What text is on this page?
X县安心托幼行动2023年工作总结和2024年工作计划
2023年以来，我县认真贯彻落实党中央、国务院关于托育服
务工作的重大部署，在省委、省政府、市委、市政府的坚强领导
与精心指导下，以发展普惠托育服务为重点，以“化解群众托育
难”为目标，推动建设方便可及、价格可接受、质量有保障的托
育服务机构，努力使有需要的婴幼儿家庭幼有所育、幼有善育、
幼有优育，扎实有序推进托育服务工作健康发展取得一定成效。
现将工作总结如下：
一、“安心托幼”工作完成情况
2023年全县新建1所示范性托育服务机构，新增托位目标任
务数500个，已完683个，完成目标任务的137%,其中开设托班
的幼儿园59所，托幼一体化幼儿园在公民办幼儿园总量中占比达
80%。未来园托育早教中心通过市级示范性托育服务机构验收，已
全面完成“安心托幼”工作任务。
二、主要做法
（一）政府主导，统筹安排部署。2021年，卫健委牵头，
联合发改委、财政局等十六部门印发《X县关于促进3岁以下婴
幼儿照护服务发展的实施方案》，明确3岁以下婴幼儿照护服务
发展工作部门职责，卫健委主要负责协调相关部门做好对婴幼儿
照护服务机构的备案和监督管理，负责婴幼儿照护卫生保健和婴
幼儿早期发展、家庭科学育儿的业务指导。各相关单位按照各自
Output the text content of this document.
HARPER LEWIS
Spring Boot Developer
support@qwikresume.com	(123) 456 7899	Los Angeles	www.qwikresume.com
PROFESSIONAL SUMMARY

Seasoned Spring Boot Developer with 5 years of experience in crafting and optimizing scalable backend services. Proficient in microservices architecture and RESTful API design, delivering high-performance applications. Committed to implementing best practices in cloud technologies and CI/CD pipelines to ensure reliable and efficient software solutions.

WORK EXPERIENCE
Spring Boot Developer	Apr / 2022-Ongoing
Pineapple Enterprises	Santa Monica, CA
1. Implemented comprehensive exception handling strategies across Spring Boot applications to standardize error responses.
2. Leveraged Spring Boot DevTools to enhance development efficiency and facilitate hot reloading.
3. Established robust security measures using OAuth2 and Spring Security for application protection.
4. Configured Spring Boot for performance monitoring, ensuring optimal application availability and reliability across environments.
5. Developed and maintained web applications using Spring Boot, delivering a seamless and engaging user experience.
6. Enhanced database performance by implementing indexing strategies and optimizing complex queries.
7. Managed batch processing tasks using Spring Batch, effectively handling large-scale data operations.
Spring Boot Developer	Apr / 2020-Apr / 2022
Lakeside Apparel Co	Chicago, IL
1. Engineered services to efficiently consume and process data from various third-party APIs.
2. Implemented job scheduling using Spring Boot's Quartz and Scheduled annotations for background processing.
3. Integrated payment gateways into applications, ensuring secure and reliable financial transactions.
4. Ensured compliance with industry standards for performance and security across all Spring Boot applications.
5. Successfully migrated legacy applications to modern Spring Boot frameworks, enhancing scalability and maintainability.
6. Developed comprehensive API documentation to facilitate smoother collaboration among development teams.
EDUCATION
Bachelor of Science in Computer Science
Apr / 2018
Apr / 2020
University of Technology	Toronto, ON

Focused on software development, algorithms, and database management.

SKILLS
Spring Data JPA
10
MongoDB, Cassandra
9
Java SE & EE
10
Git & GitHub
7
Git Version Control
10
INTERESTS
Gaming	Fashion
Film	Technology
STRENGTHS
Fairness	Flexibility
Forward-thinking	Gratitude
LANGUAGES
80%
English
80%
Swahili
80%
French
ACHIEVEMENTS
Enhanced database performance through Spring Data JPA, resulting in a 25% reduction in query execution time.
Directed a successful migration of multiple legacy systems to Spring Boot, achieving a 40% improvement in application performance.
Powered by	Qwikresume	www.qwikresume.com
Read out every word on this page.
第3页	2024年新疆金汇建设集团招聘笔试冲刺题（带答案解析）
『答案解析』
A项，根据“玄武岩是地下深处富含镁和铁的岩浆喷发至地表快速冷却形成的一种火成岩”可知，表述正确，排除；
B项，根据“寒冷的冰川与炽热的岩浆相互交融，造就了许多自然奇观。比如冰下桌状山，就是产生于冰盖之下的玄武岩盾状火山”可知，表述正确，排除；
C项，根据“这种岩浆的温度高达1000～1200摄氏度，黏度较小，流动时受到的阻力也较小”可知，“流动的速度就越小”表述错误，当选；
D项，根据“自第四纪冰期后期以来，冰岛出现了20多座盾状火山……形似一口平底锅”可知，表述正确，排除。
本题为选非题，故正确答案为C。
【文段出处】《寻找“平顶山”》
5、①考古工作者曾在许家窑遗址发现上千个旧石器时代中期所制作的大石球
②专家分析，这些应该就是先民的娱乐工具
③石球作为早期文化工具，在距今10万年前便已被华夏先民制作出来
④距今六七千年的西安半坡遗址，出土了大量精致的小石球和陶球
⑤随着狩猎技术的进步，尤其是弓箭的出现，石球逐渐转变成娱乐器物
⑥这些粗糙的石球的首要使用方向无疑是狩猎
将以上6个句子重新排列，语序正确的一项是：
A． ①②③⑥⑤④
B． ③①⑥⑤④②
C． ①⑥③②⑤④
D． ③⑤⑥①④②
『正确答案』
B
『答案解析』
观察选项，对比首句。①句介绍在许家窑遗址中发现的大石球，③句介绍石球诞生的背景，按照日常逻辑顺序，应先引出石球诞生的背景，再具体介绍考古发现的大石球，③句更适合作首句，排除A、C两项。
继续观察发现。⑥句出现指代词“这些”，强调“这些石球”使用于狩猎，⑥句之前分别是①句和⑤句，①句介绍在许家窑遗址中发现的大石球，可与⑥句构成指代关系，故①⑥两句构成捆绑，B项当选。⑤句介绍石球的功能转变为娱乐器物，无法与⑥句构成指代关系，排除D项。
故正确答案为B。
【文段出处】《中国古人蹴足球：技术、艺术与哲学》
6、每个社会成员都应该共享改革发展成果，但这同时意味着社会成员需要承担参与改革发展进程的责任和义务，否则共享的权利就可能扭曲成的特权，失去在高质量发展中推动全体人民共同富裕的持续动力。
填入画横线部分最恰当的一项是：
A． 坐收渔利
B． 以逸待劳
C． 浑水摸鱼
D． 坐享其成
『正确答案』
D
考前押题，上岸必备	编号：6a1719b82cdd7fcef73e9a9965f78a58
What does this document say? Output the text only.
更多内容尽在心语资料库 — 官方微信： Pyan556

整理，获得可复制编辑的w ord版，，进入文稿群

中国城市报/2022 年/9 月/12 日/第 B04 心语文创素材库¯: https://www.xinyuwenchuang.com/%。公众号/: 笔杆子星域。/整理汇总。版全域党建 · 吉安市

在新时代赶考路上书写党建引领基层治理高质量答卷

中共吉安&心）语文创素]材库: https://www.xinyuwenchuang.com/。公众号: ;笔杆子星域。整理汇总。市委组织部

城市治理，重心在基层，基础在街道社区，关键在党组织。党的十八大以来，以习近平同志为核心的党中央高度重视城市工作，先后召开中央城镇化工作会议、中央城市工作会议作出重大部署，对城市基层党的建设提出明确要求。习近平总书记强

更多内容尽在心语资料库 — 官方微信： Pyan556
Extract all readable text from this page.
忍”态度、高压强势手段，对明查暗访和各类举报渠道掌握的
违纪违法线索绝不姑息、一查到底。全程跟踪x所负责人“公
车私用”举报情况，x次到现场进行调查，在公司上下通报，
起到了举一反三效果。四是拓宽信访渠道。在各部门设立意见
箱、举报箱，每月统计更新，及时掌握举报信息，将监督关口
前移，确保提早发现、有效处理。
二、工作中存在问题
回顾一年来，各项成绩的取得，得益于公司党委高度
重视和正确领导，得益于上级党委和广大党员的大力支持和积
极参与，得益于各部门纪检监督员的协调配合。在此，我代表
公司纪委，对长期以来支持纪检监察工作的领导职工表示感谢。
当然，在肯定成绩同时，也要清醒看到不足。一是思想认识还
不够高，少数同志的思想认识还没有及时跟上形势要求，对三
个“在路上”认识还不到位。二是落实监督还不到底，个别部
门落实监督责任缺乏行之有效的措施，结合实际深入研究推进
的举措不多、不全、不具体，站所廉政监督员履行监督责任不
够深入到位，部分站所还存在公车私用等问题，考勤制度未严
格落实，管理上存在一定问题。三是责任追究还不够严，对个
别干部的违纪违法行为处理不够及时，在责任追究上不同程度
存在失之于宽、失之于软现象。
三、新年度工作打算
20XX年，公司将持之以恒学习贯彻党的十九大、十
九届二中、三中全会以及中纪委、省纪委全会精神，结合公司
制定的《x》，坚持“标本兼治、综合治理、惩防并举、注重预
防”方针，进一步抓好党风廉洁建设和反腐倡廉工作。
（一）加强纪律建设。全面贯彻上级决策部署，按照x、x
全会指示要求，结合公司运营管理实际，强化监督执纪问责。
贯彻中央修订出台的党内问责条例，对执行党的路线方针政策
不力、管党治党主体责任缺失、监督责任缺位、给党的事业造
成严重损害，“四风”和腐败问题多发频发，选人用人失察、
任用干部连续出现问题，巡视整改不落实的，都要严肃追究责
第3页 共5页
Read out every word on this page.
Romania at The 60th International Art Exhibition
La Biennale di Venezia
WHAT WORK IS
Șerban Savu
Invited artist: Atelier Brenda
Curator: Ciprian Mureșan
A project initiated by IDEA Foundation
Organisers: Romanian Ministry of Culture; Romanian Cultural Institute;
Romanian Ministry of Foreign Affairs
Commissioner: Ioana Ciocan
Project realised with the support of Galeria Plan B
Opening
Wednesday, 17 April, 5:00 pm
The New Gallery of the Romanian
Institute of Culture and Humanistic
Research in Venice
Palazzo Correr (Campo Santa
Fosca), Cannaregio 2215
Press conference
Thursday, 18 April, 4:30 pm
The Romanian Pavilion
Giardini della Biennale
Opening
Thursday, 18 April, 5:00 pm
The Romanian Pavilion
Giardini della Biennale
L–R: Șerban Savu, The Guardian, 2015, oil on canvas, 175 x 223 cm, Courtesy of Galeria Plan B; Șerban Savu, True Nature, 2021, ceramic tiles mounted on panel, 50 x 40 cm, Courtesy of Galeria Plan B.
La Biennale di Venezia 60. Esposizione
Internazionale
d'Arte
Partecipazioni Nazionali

------------------------

_Your instructions_
Filter the data, keeping only the lines that contain "security".

_Solution to the problem_
3. Established robust security measures using OAuth2 and Spring Security for application protection.
4. Ensured compliance with industry standards for performance and security across all Spring Boot applications.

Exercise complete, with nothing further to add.